*Exercise objective*.
Print the entries in full, word for word, but not the pictures.

*Material to process*.
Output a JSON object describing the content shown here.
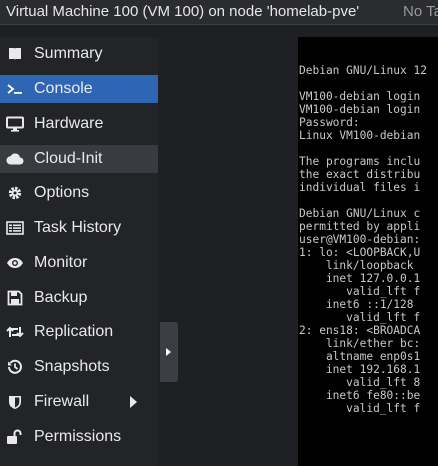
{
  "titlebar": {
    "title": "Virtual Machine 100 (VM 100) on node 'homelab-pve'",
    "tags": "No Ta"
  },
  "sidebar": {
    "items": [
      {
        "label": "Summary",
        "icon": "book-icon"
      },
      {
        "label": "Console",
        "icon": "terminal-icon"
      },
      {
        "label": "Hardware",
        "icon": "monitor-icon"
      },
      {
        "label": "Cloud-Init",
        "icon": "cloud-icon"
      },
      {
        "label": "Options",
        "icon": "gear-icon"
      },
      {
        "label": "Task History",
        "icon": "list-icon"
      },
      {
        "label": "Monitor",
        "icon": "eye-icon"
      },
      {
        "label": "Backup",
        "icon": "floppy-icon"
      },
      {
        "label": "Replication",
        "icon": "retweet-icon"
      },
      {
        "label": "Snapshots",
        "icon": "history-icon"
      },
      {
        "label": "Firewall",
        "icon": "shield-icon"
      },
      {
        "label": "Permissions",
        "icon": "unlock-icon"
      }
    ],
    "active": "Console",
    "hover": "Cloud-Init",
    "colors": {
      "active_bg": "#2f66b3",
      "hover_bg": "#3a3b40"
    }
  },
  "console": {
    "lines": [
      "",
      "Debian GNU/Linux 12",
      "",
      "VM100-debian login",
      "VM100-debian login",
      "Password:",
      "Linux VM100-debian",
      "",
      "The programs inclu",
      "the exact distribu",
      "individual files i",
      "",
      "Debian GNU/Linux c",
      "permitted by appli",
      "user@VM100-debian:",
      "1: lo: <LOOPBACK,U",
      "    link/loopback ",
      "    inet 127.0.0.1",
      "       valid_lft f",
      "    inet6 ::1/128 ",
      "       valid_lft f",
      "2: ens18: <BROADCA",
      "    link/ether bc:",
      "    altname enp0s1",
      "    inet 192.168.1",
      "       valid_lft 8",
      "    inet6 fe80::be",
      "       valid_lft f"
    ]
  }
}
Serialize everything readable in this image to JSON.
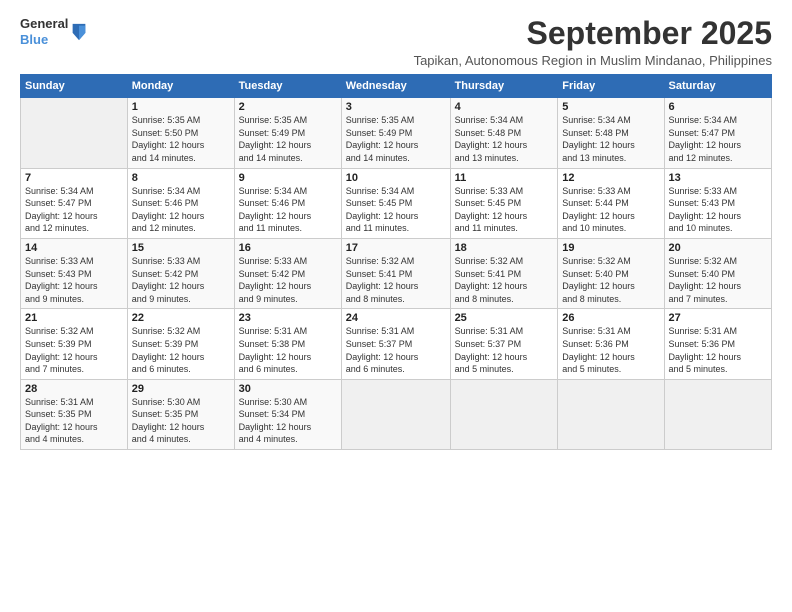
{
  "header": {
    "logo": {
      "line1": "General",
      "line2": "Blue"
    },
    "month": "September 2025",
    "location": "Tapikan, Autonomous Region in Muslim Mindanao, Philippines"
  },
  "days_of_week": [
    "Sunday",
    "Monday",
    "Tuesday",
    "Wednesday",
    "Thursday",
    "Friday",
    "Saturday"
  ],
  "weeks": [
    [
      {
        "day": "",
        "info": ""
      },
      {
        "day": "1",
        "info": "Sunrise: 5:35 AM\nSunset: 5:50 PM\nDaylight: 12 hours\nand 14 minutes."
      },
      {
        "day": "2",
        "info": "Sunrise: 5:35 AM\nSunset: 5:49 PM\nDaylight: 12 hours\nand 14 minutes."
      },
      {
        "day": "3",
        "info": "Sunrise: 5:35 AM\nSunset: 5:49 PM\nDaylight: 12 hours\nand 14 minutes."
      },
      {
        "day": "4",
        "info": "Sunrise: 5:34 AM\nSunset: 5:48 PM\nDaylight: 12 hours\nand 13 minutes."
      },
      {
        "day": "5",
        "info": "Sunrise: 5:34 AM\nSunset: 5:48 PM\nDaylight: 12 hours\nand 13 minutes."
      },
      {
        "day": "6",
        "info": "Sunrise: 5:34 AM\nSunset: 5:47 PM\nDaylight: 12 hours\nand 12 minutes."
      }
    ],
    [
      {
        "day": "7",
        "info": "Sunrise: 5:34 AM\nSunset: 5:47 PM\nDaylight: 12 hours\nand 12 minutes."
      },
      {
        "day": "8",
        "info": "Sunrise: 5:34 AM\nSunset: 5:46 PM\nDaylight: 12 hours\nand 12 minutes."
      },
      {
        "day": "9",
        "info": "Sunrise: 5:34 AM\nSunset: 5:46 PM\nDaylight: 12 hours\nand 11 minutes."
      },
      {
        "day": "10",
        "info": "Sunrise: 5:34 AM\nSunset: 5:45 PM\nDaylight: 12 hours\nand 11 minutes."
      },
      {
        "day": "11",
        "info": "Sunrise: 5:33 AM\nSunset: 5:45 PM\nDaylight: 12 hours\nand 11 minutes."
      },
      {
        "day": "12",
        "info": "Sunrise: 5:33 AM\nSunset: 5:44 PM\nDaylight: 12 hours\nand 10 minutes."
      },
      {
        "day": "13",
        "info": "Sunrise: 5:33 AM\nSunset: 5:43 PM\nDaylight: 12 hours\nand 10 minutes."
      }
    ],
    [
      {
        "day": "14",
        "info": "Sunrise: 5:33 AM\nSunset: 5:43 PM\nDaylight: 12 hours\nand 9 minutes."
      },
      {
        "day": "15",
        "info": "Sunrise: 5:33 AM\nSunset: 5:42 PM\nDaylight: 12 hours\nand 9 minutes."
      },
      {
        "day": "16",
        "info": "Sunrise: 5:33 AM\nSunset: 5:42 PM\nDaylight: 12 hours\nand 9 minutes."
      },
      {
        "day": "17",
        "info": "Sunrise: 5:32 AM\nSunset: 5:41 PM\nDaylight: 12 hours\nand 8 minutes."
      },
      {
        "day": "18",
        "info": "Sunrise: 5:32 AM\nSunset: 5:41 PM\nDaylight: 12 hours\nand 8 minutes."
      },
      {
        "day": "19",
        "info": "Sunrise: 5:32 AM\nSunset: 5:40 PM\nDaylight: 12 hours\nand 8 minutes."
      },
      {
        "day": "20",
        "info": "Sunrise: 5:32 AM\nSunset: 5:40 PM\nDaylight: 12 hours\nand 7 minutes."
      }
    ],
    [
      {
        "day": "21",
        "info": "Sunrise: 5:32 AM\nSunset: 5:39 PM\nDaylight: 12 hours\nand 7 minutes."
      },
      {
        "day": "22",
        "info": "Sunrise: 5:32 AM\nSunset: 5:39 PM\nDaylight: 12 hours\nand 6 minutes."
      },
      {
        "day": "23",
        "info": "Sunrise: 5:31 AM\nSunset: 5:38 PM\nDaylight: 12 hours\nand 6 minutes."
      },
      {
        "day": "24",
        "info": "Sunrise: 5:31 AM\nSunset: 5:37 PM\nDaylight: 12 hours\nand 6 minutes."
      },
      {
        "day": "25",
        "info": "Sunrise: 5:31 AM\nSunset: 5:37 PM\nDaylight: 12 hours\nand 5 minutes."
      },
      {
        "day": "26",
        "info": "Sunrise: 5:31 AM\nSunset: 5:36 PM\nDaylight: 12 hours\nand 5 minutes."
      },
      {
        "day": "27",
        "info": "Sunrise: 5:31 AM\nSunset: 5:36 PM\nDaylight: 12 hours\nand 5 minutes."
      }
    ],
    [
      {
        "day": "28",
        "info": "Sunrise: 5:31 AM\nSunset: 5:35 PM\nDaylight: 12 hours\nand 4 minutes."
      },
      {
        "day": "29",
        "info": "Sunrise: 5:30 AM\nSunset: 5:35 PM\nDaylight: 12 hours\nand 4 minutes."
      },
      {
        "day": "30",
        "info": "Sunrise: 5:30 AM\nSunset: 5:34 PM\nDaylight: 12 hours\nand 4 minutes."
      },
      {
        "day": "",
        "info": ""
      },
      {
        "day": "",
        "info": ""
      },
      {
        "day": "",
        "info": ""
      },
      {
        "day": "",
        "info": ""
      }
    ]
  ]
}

*Correct answer*.
Output a JSON object describing the content shown here.
{
  "titlebar": {
    "title": "Virtual Machine 100 (VM 100) on node 'homelab-pve'",
    "tags": "No Ta"
  },
  "sidebar": {
    "items": [
      {
        "label": "Summary",
        "icon": "book-icon"
      },
      {
        "label": "Console",
        "icon": "terminal-icon"
      },
      {
        "label": "Hardware",
        "icon": "monitor-icon"
      },
      {
        "label": "Cloud-Init",
        "icon": "cloud-icon"
      },
      {
        "label": "Options",
        "icon": "gear-icon"
      },
      {
        "label": "Task History",
        "icon": "list-icon"
      },
      {
        "label": "Monitor",
        "icon": "eye-icon"
      },
      {
        "label": "Backup",
        "icon": "floppy-icon"
      },
      {
        "label": "Replication",
        "icon": "retweet-icon"
      },
      {
        "label": "Snapshots",
        "icon": "history-icon"
      },
      {
        "label": "Firewall",
        "icon": "shield-icon"
      },
      {
        "label": "Permissions",
        "icon": "unlock-icon"
      }
    ],
    "active": "Console",
    "hover": "Cloud-Init",
    "colors": {
      "active_bg": "#2f66b3",
      "hover_bg": "#3a3b40"
    }
  },
  "console": {
    "lines": [
      "",
      "Debian GNU/Linux 12",
      "",
      "VM100-debian login",
      "VM100-debian login",
      "Password:",
      "Linux VM100-debian",
      "",
      "The programs inclu",
      "the exact distribu",
      "individual files i",
      "",
      "Debian GNU/Linux c",
      "permitted by appli",
      "user@VM100-debian:",
      "1: lo: <LOOPBACK,U",
      "    link/loopback ",
      "    inet 127.0.0.1",
      "       valid_lft f",
      "    inet6 ::1/128 ",
      "       valid_lft f",
      "2: ens18: <BROADCA",
      "    link/ether bc:",
      "    altname enp0s1",
      "    inet 192.168.1",
      "       valid_lft 8",
      "    inet6 fe80::be",
      "       valid_lft f"
    ]
  }
}
Serialize everything readable in this image to JSON.
{
  "header": {
    "logo": {
      "line1": "General",
      "line2": "Blue"
    },
    "month": "September 2025",
    "location": "Tapikan, Autonomous Region in Muslim Mindanao, Philippines"
  },
  "days_of_week": [
    "Sunday",
    "Monday",
    "Tuesday",
    "Wednesday",
    "Thursday",
    "Friday",
    "Saturday"
  ],
  "weeks": [
    [
      {
        "day": "",
        "info": ""
      },
      {
        "day": "1",
        "info": "Sunrise: 5:35 AM\nSunset: 5:50 PM\nDaylight: 12 hours\nand 14 minutes."
      },
      {
        "day": "2",
        "info": "Sunrise: 5:35 AM\nSunset: 5:49 PM\nDaylight: 12 hours\nand 14 minutes."
      },
      {
        "day": "3",
        "info": "Sunrise: 5:35 AM\nSunset: 5:49 PM\nDaylight: 12 hours\nand 14 minutes."
      },
      {
        "day": "4",
        "info": "Sunrise: 5:34 AM\nSunset: 5:48 PM\nDaylight: 12 hours\nand 13 minutes."
      },
      {
        "day": "5",
        "info": "Sunrise: 5:34 AM\nSunset: 5:48 PM\nDaylight: 12 hours\nand 13 minutes."
      },
      {
        "day": "6",
        "info": "Sunrise: 5:34 AM\nSunset: 5:47 PM\nDaylight: 12 hours\nand 12 minutes."
      }
    ],
    [
      {
        "day": "7",
        "info": "Sunrise: 5:34 AM\nSunset: 5:47 PM\nDaylight: 12 hours\nand 12 minutes."
      },
      {
        "day": "8",
        "info": "Sunrise: 5:34 AM\nSunset: 5:46 PM\nDaylight: 12 hours\nand 12 minutes."
      },
      {
        "day": "9",
        "info": "Sunrise: 5:34 AM\nSunset: 5:46 PM\nDaylight: 12 hours\nand 11 minutes."
      },
      {
        "day": "10",
        "info": "Sunrise: 5:34 AM\nSunset: 5:45 PM\nDaylight: 12 hours\nand 11 minutes."
      },
      {
        "day": "11",
        "info": "Sunrise: 5:33 AM\nSunset: 5:45 PM\nDaylight: 12 hours\nand 11 minutes."
      },
      {
        "day": "12",
        "info": "Sunrise: 5:33 AM\nSunset: 5:44 PM\nDaylight: 12 hours\nand 10 minutes."
      },
      {
        "day": "13",
        "info": "Sunrise: 5:33 AM\nSunset: 5:43 PM\nDaylight: 12 hours\nand 10 minutes."
      }
    ],
    [
      {
        "day": "14",
        "info": "Sunrise: 5:33 AM\nSunset: 5:43 PM\nDaylight: 12 hours\nand 9 minutes."
      },
      {
        "day": "15",
        "info": "Sunrise: 5:33 AM\nSunset: 5:42 PM\nDaylight: 12 hours\nand 9 minutes."
      },
      {
        "day": "16",
        "info": "Sunrise: 5:33 AM\nSunset: 5:42 PM\nDaylight: 12 hours\nand 9 minutes."
      },
      {
        "day": "17",
        "info": "Sunrise: 5:32 AM\nSunset: 5:41 PM\nDaylight: 12 hours\nand 8 minutes."
      },
      {
        "day": "18",
        "info": "Sunrise: 5:32 AM\nSunset: 5:41 PM\nDaylight: 12 hours\nand 8 minutes."
      },
      {
        "day": "19",
        "info": "Sunrise: 5:32 AM\nSunset: 5:40 PM\nDaylight: 12 hours\nand 8 minutes."
      },
      {
        "day": "20",
        "info": "Sunrise: 5:32 AM\nSunset: 5:40 PM\nDaylight: 12 hours\nand 7 minutes."
      }
    ],
    [
      {
        "day": "21",
        "info": "Sunrise: 5:32 AM\nSunset: 5:39 PM\nDaylight: 12 hours\nand 7 minutes."
      },
      {
        "day": "22",
        "info": "Sunrise: 5:32 AM\nSunset: 5:39 PM\nDaylight: 12 hours\nand 6 minutes."
      },
      {
        "day": "23",
        "info": "Sunrise: 5:31 AM\nSunset: 5:38 PM\nDaylight: 12 hours\nand 6 minutes."
      },
      {
        "day": "24",
        "info": "Sunrise: 5:31 AM\nSunset: 5:37 PM\nDaylight: 12 hours\nand 6 minutes."
      },
      {
        "day": "25",
        "info": "Sunrise: 5:31 AM\nSunset: 5:37 PM\nDaylight: 12 hours\nand 5 minutes."
      },
      {
        "day": "26",
        "info": "Sunrise: 5:31 AM\nSunset: 5:36 PM\nDaylight: 12 hours\nand 5 minutes."
      },
      {
        "day": "27",
        "info": "Sunrise: 5:31 AM\nSunset: 5:36 PM\nDaylight: 12 hours\nand 5 minutes."
      }
    ],
    [
      {
        "day": "28",
        "info": "Sunrise: 5:31 AM\nSunset: 5:35 PM\nDaylight: 12 hours\nand 4 minutes."
      },
      {
        "day": "29",
        "info": "Sunrise: 5:30 AM\nSunset: 5:35 PM\nDaylight: 12 hours\nand 4 minutes."
      },
      {
        "day": "30",
        "info": "Sunrise: 5:30 AM\nSunset: 5:34 PM\nDaylight: 12 hours\nand 4 minutes."
      },
      {
        "day": "",
        "info": ""
      },
      {
        "day": "",
        "info": ""
      },
      {
        "day": "",
        "info": ""
      },
      {
        "day": "",
        "info": ""
      }
    ]
  ]
}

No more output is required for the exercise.